Scan the records and identify every line in which the string "current" occurs, then return those lines.
--- Dataset excerpts ---
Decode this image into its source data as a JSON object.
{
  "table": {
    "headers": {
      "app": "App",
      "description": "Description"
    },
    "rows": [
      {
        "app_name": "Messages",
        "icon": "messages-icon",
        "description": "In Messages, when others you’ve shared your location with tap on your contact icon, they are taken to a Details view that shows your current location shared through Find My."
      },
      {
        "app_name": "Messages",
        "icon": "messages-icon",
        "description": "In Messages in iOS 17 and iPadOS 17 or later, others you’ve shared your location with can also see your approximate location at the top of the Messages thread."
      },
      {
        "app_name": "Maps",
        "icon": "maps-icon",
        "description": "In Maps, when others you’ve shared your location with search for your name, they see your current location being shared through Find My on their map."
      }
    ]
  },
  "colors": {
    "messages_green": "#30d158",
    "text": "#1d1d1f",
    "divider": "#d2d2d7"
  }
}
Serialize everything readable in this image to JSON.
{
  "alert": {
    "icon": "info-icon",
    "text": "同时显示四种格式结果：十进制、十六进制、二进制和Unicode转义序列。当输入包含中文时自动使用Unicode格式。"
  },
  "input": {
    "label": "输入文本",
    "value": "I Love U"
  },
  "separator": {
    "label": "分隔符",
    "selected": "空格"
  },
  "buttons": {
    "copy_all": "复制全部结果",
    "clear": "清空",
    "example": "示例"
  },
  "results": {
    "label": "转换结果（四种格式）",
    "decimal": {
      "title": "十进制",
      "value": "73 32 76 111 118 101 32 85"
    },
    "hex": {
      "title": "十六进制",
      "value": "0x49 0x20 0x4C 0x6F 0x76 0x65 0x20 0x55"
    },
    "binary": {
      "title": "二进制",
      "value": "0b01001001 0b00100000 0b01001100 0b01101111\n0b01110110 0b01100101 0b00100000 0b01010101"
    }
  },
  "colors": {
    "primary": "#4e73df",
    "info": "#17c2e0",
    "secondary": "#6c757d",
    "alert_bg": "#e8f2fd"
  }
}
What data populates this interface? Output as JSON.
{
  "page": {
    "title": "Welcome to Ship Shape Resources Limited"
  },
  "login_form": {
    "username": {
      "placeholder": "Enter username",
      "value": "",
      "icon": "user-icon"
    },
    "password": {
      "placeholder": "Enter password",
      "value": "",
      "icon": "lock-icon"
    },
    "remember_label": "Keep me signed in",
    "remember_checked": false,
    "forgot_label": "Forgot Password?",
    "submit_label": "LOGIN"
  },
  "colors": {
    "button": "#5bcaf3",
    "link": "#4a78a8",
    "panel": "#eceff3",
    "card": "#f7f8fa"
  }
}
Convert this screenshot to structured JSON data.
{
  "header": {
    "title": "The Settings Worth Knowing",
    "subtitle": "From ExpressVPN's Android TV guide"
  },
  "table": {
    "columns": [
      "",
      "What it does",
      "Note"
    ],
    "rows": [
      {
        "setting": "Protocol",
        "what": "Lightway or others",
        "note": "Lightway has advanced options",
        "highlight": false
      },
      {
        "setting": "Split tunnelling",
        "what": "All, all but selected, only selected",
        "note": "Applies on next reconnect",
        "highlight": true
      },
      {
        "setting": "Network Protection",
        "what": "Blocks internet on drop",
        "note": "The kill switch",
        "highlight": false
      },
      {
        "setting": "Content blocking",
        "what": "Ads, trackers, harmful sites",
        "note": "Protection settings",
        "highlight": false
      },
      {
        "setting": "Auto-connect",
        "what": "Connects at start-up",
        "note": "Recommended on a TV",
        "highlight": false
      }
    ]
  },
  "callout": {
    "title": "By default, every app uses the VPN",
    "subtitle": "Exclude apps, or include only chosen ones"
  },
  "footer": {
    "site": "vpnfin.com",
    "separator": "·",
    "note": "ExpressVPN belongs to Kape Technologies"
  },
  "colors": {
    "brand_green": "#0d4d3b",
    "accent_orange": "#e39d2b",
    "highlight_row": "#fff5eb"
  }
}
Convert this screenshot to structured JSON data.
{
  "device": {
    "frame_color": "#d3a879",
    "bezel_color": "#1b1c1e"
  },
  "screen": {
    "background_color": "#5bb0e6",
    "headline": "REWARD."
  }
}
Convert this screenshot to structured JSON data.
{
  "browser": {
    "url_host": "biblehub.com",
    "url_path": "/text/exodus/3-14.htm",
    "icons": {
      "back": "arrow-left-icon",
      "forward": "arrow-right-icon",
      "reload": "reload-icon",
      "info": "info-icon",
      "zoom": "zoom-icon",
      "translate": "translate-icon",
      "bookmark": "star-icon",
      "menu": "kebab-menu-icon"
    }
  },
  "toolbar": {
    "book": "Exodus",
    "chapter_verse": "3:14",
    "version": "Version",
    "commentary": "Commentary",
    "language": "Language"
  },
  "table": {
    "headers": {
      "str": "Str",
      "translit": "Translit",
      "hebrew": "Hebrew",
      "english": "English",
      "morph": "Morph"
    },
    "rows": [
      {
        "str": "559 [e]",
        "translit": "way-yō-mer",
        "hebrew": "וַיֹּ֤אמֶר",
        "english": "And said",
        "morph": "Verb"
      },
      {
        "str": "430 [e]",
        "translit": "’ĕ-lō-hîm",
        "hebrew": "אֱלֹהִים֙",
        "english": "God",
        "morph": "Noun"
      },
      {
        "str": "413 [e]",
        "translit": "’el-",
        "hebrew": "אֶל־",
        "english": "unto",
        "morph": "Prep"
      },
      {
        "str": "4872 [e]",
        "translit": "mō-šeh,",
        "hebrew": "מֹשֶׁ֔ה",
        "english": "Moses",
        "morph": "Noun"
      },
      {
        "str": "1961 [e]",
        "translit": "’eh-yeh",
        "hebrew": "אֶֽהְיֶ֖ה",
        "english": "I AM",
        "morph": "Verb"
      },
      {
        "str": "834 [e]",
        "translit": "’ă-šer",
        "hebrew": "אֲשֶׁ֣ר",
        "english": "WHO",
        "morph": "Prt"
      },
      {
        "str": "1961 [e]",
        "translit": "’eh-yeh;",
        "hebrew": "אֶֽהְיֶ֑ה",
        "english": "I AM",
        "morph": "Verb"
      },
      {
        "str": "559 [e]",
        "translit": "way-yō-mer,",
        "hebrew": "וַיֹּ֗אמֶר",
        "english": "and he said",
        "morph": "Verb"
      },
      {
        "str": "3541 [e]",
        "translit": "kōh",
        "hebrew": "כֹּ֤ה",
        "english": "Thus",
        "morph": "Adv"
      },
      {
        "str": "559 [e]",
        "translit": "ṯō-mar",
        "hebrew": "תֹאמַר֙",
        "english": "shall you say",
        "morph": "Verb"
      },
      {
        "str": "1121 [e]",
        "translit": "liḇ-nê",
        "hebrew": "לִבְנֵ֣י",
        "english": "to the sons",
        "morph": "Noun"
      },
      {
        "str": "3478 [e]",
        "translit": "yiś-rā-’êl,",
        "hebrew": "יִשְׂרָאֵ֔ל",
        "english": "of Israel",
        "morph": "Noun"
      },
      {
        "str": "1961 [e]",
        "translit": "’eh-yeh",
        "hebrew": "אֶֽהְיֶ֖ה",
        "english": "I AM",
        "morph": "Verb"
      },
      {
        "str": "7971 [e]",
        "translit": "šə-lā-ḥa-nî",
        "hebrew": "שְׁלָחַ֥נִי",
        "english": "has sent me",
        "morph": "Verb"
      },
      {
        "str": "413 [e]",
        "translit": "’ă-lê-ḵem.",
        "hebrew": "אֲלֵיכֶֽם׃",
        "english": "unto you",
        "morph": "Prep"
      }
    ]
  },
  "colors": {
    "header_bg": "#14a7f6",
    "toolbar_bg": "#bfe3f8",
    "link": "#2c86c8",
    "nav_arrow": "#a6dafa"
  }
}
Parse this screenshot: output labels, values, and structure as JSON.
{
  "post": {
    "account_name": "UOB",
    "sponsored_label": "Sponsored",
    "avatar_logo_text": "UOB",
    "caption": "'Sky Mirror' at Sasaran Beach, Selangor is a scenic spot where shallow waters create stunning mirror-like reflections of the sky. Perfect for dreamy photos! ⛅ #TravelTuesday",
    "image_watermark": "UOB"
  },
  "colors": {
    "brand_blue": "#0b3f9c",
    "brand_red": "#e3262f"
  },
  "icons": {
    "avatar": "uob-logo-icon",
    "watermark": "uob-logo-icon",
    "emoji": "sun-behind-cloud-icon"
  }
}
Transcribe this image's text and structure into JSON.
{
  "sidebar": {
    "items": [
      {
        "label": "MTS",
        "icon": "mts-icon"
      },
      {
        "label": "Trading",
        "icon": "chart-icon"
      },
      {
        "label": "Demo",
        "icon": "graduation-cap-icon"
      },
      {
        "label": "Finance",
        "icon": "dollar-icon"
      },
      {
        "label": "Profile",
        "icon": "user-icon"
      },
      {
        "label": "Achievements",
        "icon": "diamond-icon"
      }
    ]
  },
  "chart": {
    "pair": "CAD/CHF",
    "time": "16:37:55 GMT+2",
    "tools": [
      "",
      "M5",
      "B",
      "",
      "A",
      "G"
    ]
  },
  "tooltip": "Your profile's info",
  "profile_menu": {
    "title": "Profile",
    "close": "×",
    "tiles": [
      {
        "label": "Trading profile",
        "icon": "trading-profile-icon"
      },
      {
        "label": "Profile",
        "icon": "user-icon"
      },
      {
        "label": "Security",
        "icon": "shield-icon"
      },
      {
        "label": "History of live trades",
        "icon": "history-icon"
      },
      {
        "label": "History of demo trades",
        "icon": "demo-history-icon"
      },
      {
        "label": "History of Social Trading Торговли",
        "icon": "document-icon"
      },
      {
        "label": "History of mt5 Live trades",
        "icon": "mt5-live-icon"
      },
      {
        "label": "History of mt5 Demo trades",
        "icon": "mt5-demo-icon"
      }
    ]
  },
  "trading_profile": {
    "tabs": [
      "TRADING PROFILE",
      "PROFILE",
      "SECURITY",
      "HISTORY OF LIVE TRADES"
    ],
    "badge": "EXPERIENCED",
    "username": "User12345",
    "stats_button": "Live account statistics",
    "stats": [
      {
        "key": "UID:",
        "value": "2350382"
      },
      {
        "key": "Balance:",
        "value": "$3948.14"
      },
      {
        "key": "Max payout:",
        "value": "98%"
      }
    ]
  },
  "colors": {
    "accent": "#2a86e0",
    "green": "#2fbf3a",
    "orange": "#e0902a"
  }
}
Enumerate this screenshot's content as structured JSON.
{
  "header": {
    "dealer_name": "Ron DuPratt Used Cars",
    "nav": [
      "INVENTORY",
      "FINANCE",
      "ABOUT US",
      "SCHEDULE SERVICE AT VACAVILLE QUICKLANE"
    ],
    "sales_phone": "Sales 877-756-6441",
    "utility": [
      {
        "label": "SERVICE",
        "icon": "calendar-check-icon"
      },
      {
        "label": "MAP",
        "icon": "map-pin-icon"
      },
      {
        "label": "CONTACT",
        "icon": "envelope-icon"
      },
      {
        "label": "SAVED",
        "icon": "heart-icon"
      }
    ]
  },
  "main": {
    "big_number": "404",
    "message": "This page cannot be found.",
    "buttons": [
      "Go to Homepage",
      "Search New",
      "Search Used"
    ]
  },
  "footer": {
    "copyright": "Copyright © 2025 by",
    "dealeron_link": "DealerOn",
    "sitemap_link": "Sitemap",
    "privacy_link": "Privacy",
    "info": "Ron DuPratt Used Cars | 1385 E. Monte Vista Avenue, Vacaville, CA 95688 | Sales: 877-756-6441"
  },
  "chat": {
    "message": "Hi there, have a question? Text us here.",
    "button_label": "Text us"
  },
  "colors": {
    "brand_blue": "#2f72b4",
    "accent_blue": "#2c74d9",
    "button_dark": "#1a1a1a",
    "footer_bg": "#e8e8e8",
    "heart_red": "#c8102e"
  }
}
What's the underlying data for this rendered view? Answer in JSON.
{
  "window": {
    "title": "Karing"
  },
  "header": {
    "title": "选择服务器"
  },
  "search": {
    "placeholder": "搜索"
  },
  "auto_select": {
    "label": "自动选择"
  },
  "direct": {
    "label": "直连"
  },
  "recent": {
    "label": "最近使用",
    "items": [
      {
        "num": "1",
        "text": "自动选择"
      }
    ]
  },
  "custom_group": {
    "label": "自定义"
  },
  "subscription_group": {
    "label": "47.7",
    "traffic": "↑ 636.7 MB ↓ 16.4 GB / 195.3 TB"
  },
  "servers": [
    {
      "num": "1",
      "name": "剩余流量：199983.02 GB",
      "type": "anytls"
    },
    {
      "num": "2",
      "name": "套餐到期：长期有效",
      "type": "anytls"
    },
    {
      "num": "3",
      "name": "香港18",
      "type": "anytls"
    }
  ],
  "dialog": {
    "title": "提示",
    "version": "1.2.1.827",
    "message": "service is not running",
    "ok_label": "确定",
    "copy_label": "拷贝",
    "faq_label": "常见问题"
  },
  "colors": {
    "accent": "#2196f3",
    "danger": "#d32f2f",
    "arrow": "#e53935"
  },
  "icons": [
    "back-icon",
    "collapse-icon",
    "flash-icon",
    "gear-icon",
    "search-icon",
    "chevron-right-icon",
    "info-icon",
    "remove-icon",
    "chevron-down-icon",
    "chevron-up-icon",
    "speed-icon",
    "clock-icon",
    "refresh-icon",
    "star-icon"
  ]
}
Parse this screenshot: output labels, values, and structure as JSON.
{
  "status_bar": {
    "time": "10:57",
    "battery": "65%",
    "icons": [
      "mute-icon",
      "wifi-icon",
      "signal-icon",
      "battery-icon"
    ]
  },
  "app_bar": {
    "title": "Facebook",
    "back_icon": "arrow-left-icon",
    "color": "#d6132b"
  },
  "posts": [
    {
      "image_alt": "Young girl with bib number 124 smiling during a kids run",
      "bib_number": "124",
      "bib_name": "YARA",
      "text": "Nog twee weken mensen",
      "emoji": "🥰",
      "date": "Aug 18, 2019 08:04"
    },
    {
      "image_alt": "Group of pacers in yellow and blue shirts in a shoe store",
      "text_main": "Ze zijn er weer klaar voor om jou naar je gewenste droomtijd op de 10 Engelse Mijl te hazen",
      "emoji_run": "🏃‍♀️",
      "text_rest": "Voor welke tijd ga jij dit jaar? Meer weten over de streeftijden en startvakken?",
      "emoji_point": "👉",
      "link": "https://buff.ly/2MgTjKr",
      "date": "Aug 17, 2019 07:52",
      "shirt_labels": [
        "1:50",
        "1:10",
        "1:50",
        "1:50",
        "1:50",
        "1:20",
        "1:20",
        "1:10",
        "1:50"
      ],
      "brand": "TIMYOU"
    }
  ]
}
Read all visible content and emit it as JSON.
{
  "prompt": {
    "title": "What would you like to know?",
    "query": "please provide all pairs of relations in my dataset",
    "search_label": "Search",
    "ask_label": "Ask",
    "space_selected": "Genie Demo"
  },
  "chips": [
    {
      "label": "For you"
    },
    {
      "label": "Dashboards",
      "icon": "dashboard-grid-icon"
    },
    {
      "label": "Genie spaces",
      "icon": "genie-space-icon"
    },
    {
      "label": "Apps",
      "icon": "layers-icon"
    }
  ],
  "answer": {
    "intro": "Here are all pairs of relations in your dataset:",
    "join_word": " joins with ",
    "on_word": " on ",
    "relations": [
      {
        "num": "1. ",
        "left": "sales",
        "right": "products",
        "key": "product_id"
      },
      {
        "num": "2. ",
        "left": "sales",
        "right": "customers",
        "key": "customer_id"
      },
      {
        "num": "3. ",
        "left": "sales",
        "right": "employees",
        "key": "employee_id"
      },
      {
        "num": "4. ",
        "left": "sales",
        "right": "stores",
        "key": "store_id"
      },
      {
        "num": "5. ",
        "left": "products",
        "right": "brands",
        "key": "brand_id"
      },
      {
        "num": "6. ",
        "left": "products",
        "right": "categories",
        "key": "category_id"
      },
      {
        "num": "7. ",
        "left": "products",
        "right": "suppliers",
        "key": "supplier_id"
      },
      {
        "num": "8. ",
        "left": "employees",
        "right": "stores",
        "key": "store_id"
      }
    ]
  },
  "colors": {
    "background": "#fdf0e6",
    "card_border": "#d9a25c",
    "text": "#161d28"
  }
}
---
Written solution →
        "description": "In Messages, when others you’ve shared your location with tap on your contact icon, they are taken to a Details view that shows your current location shared through Find My."
        "description": "In Maps, when others you’ve shared your location with search for your name, they see your current location being shared through Find My on their map."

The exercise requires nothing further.